Exercise:
Reproduce the listing below line for line, and leave out the picture.
* begin Records shown *
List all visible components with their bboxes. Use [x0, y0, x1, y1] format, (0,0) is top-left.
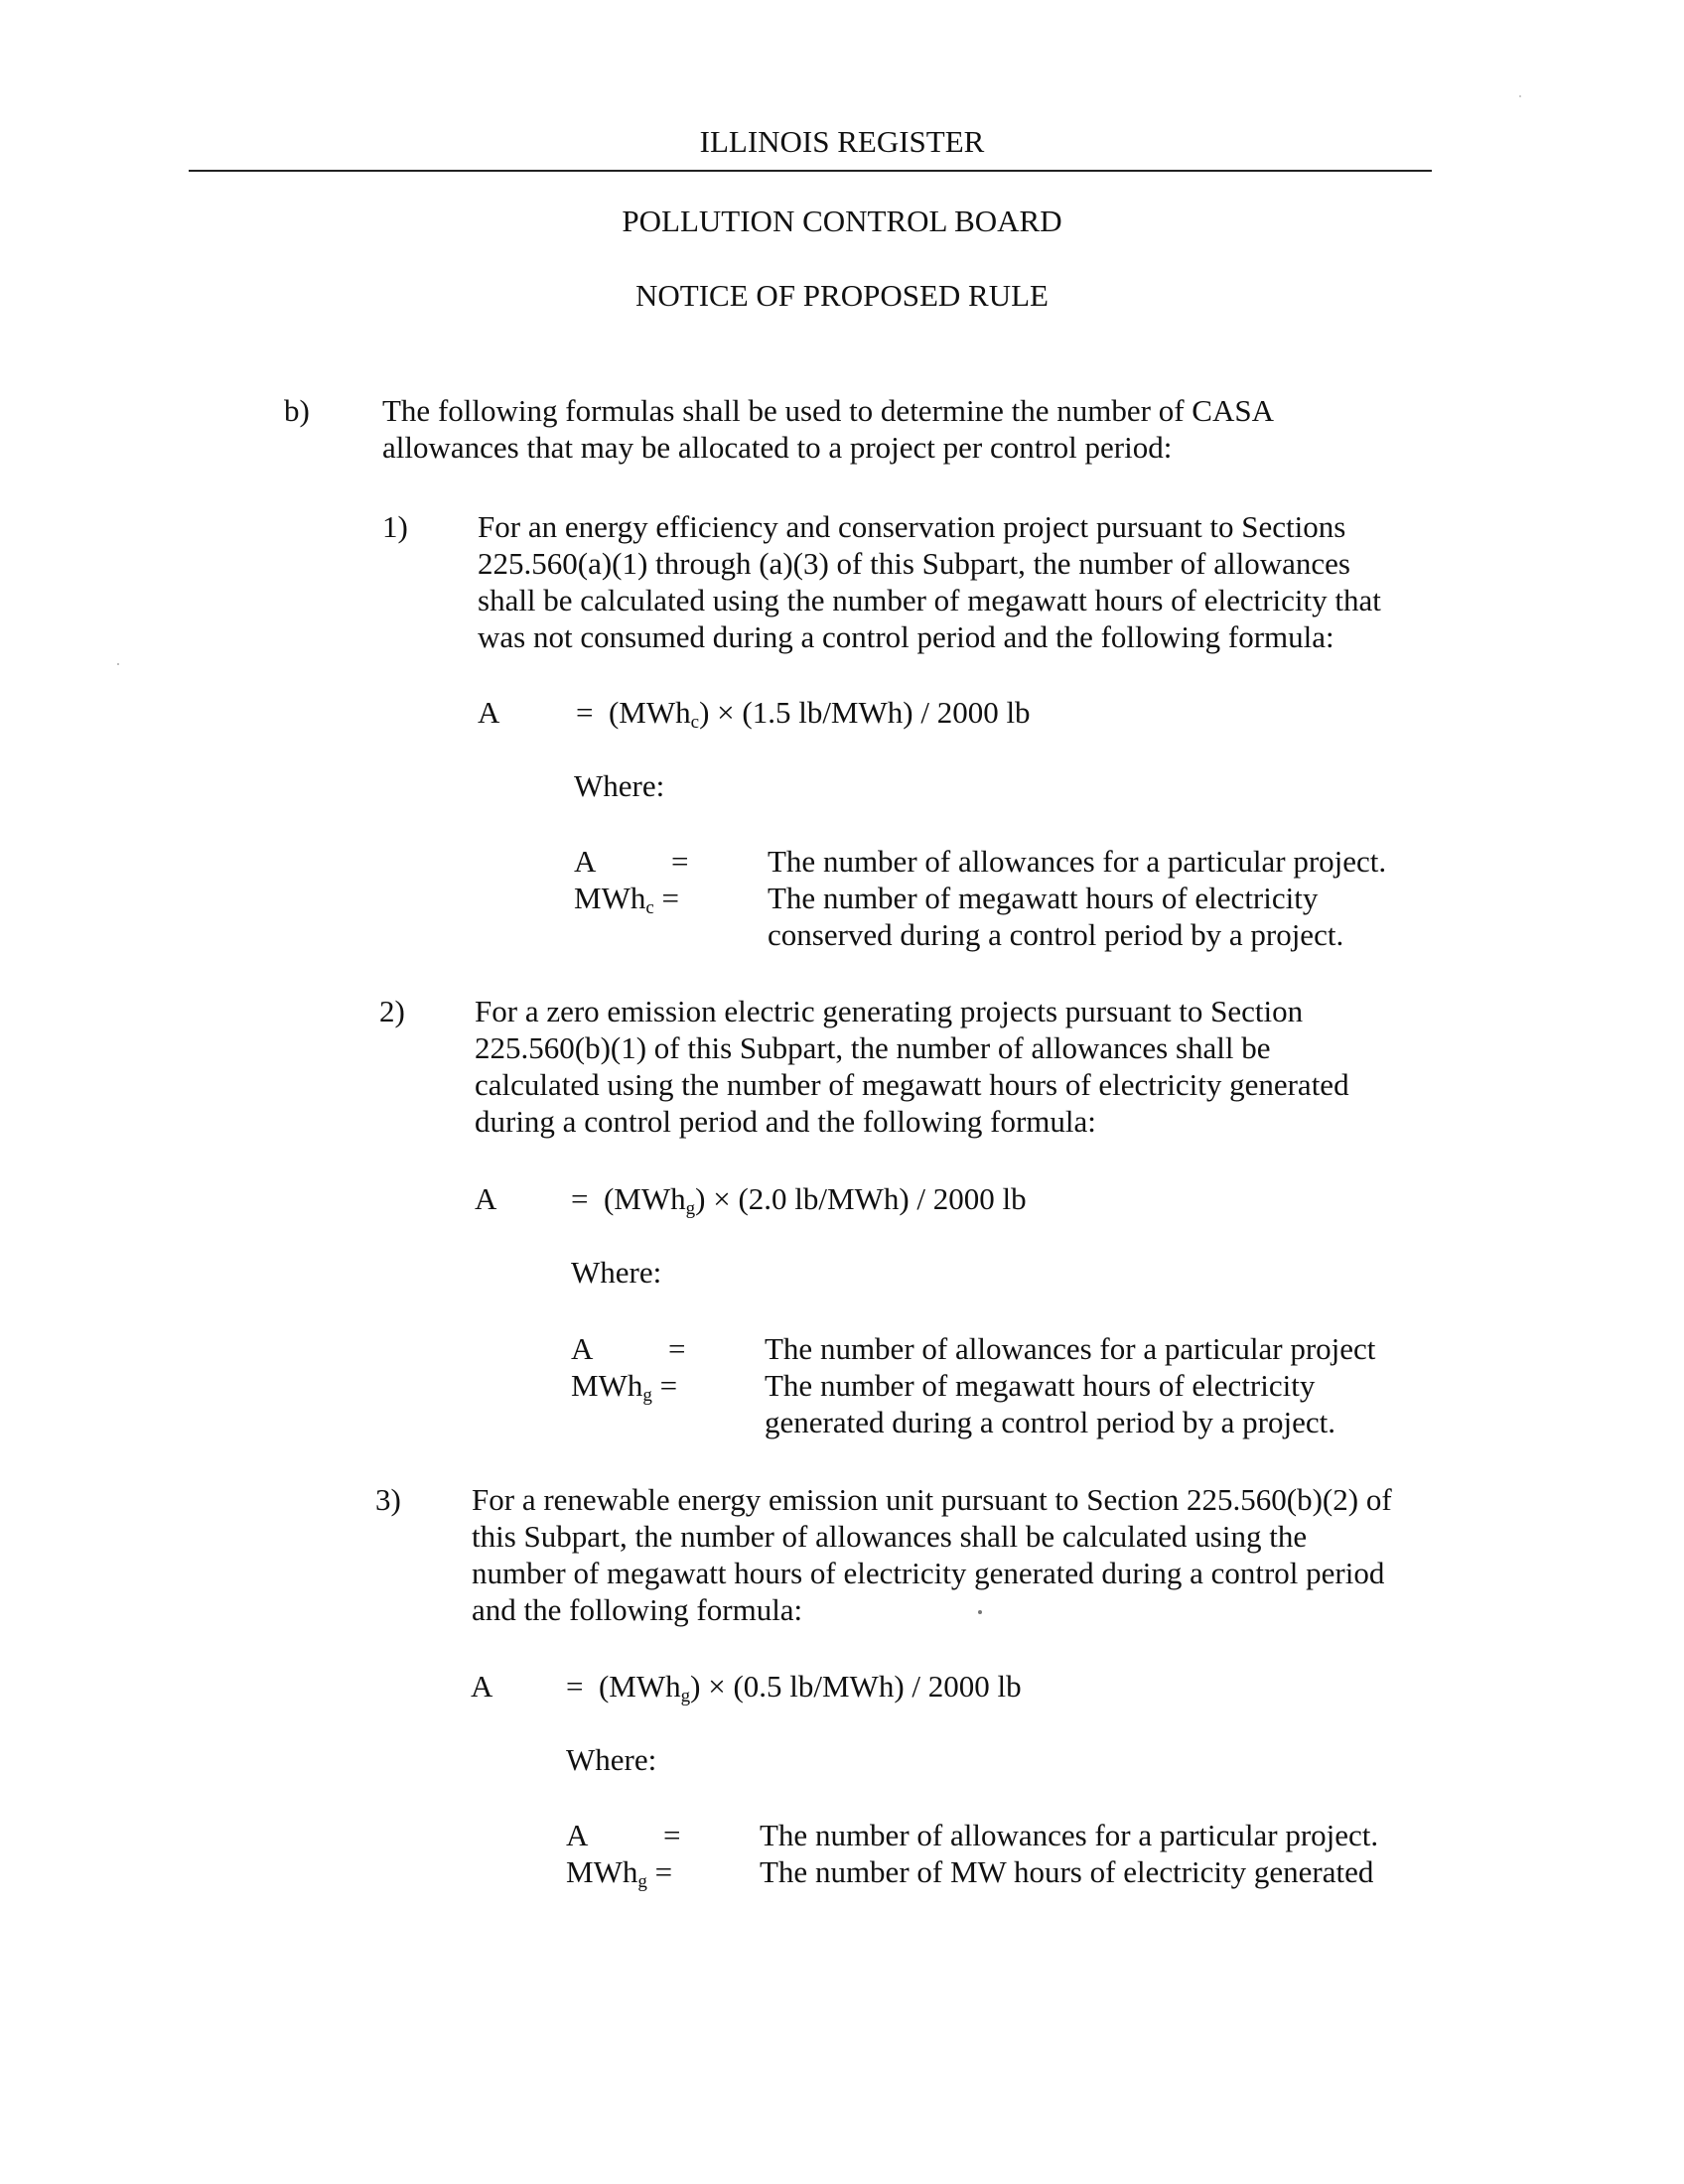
formula-1-expression: = (MWh$_c$) × (1.5 lb/MWh) / 2000 lb	[576, 695, 1031, 733]
item-2-line: during a control period and the following formula:	[475, 1104, 1096, 1139]
def-1-a-text: The number of allowances for a particular project.	[768, 844, 1387, 879]
def-1-a-equals: =	[671, 844, 689, 879]
formula-1-lhs: A	[478, 695, 500, 730]
where-3: Where:	[566, 1742, 657, 1777]
item-1-label: 1)	[382, 509, 408, 544]
scan-speck	[1519, 95, 1521, 97]
def-2-a-text: The number of allowances for a particular project	[765, 1331, 1376, 1366]
formula-2-expression: = (MWh$_g$) × (2.0 lb/MWh) / 2000 lb	[571, 1181, 1027, 1219]
def-1-mwh-line: The number of megawatt hours of electricity	[768, 881, 1319, 915]
formula-3-expression: = (MWh$_g$) × (0.5 lb/MWh) / 2000 lb	[566, 1669, 1022, 1706]
formula-2-lhs: A	[475, 1181, 497, 1216]
def-3-a-text: The number of allowances for a particular project.	[760, 1818, 1379, 1852]
scan-speck	[978, 1610, 982, 1614]
section-b-label: b)	[284, 393, 310, 428]
def-3-mwh-line: The number of MW hours of electricity generated	[760, 1854, 1374, 1889]
def-3-mwh-text	[760, 1853, 1373, 1890]
item-3-text	[472, 1481, 1392, 1628]
item-1-text	[478, 508, 1381, 655]
def-3-a-equals: =	[663, 1818, 681, 1852]
formula-3-lhs: A	[471, 1669, 493, 1704]
section-b-line: The following formulas shall be used to determine the number of CASA	[382, 393, 1274, 428]
def-2-mwh-line: generated during a control period by a project.	[765, 1405, 1335, 1439]
def-3-a-symbol: A	[566, 1818, 589, 1852]
item-1-line: 225.560(a)(1) through (a)(3) of this Subpart, the number of allowances	[478, 546, 1350, 581]
item-1-line: For an energy efficiency and conservation project pursuant to Sections	[478, 509, 1346, 544]
item-2-label: 2)	[379, 994, 405, 1028]
def-2-a-symbol: A	[571, 1331, 594, 1366]
register-title: ILLINOIS REGISTER	[699, 124, 985, 159]
item-3-label: 3)	[375, 1482, 401, 1517]
item-2-line: calculated using the number of megawatt hours of electricity generated	[475, 1067, 1349, 1102]
item-3-line: this Subpart, the number of allowances shall be calculated using the	[472, 1519, 1308, 1554]
section-b-line: allowances that may be allocated to a project per control period:	[382, 430, 1173, 465]
notice-title: NOTICE OF PROPOSED RULE	[635, 278, 1049, 313]
agency-title: POLLUTION CONTROL BOARD	[622, 204, 1062, 238]
def-2-mwh-text	[765, 1367, 1335, 1440]
where-1: Where:	[574, 768, 665, 803]
item-2-line: For a zero emission electric generating projects pursuant to Section	[475, 994, 1304, 1028]
item-3-line: For a renewable energy emission unit pursuant to Section 225.560(b)(2) of	[472, 1482, 1392, 1517]
item-2-text	[475, 993, 1349, 1140]
item-3-line: and the following formula:	[472, 1592, 803, 1627]
def-1-a-symbol: A	[574, 844, 597, 879]
item-1-line: shall be calculated using the number of megawatt hours of electricity that	[478, 583, 1381, 617]
def-2-a-equals: =	[668, 1331, 686, 1366]
header-rule	[189, 170, 1432, 172]
where-2: Where:	[571, 1255, 662, 1290]
section-b-text	[382, 392, 1274, 466]
def-1-mwh-text	[768, 880, 1343, 953]
def-1-mwh-line: conserved during a control period by a project.	[768, 917, 1344, 952]
def-2-mwh-line: The number of megawatt hours of electricity	[765, 1368, 1316, 1403]
def-1-mwh-symbol: MWh$_c$ =	[574, 881, 679, 918]
def-2-mwh-symbol: MWh$_g$ =	[571, 1368, 678, 1406]
scan-speck	[117, 663, 119, 665]
item-3-line: number of megawatt hours of electricity generated during a control period	[472, 1556, 1385, 1590]
item-1-line: was not consumed during a control period and the following formula:	[478, 619, 1334, 654]
item-2-line: 225.560(b)(1) of this Subpart, the number of allowances shall be	[475, 1030, 1271, 1065]
def-3-mwh-symbol: MWh$_g$ =	[566, 1854, 673, 1892]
* end Records shown *
The output:
List all visible components with their bboxes. Use [x0, y0, x1, y1] format, (0,0) is top-left.
formula-1-expression: = (MWh$_c$) × (1.5 lb/MWh) / 2000 lb	[576, 695, 1031, 733]
item-2-line: during a control period and the following formula:	[475, 1104, 1096, 1139]
def-1-a-text: The number of allowances for a particular project.	[768, 844, 1387, 879]
def-1-a-equals: =	[671, 844, 689, 879]
formula-1-lhs: A	[478, 695, 500, 730]
where-3: Where:	[566, 1742, 657, 1777]
item-1-label: 1)	[382, 509, 408, 544]
scan-speck	[1519, 95, 1521, 97]
def-2-a-text: The number of allowances for a particular project	[765, 1331, 1376, 1366]
formula-2-expression: = (MWh$_g$) × (2.0 lb/MWh) / 2000 lb	[571, 1181, 1027, 1219]
def-1-mwh-line: The number of megawatt hours of electricity	[768, 881, 1319, 915]
formula-3-expression: = (MWh$_g$) × (0.5 lb/MWh) / 2000 lb	[566, 1669, 1022, 1706]
formula-2-lhs: A	[475, 1181, 497, 1216]
def-3-a-text: The number of allowances for a particular project.	[760, 1818, 1379, 1852]
scan-speck	[978, 1610, 982, 1614]
section-b-label: b)	[284, 393, 310, 428]
def-3-mwh-line: The number of MW hours of electricity generated	[760, 1854, 1374, 1889]
def-3-mwh-text	[760, 1853, 1373, 1890]
item-3-text	[472, 1481, 1392, 1628]
item-1-text	[478, 508, 1381, 655]
def-3-a-equals: =	[663, 1818, 681, 1852]
formula-3-lhs: A	[471, 1669, 493, 1704]
section-b-line: The following formulas shall be used to determine the number of CASA	[382, 393, 1274, 428]
def-2-mwh-line: generated during a control period by a project.	[765, 1405, 1335, 1439]
def-3-a-symbol: A	[566, 1818, 589, 1852]
item-1-line: 225.560(a)(1) through (a)(3) of this Subpart, the number of allowances	[478, 546, 1350, 581]
item-1-line: For an energy efficiency and conservation project pursuant to Sections	[478, 509, 1346, 544]
item-2-label: 2)	[379, 994, 405, 1028]
def-2-a-symbol: A	[571, 1331, 594, 1366]
register-title: ILLINOIS REGISTER	[699, 124, 985, 159]
item-3-label: 3)	[375, 1482, 401, 1517]
item-2-line: calculated using the number of megawatt hours of electricity generated	[475, 1067, 1349, 1102]
item-3-line: this Subpart, the number of allowances shall be calculated using the	[472, 1519, 1308, 1554]
section-b-line: allowances that may be allocated to a project per control period:	[382, 430, 1173, 465]
notice-title: NOTICE OF PROPOSED RULE	[635, 278, 1049, 313]
agency-title: POLLUTION CONTROL BOARD	[622, 204, 1062, 238]
def-2-mwh-text	[765, 1367, 1335, 1440]
where-1: Where:	[574, 768, 665, 803]
item-2-line: For a zero emission electric generating projects pursuant to Section	[475, 994, 1304, 1028]
item-3-line: For a renewable energy emission unit pursuant to Section 225.560(b)(2) of	[472, 1482, 1392, 1517]
item-2-text	[475, 993, 1349, 1140]
item-3-line: and the following formula:	[472, 1592, 803, 1627]
def-1-a-symbol: A	[574, 844, 597, 879]
item-1-line: shall be calculated using the number of megawatt hours of electricity that	[478, 583, 1381, 617]
def-2-a-equals: =	[668, 1331, 686, 1366]
header-rule	[189, 170, 1432, 172]
where-2: Where:	[571, 1255, 662, 1290]
section-b-text	[382, 392, 1274, 466]
def-1-mwh-text	[768, 880, 1343, 953]
def-1-mwh-line: conserved during a control period by a project.	[768, 917, 1344, 952]
def-2-mwh-line: The number of megawatt hours of electricity	[765, 1368, 1316, 1403]
def-1-mwh-symbol: MWh$_c$ =	[574, 881, 679, 918]
def-2-mwh-symbol: MWh$_g$ =	[571, 1368, 678, 1406]
scan-speck	[117, 663, 119, 665]
item-3-line: number of megawatt hours of electricity generated during a control period	[472, 1556, 1385, 1590]
item-1-line: was not consumed during a control period and the following formula:	[478, 619, 1334, 654]
item-2-line: 225.560(b)(1) of this Subpart, the number of allowances shall be	[475, 1030, 1271, 1065]
def-3-mwh-symbol: MWh$_g$ =	[566, 1854, 673, 1892]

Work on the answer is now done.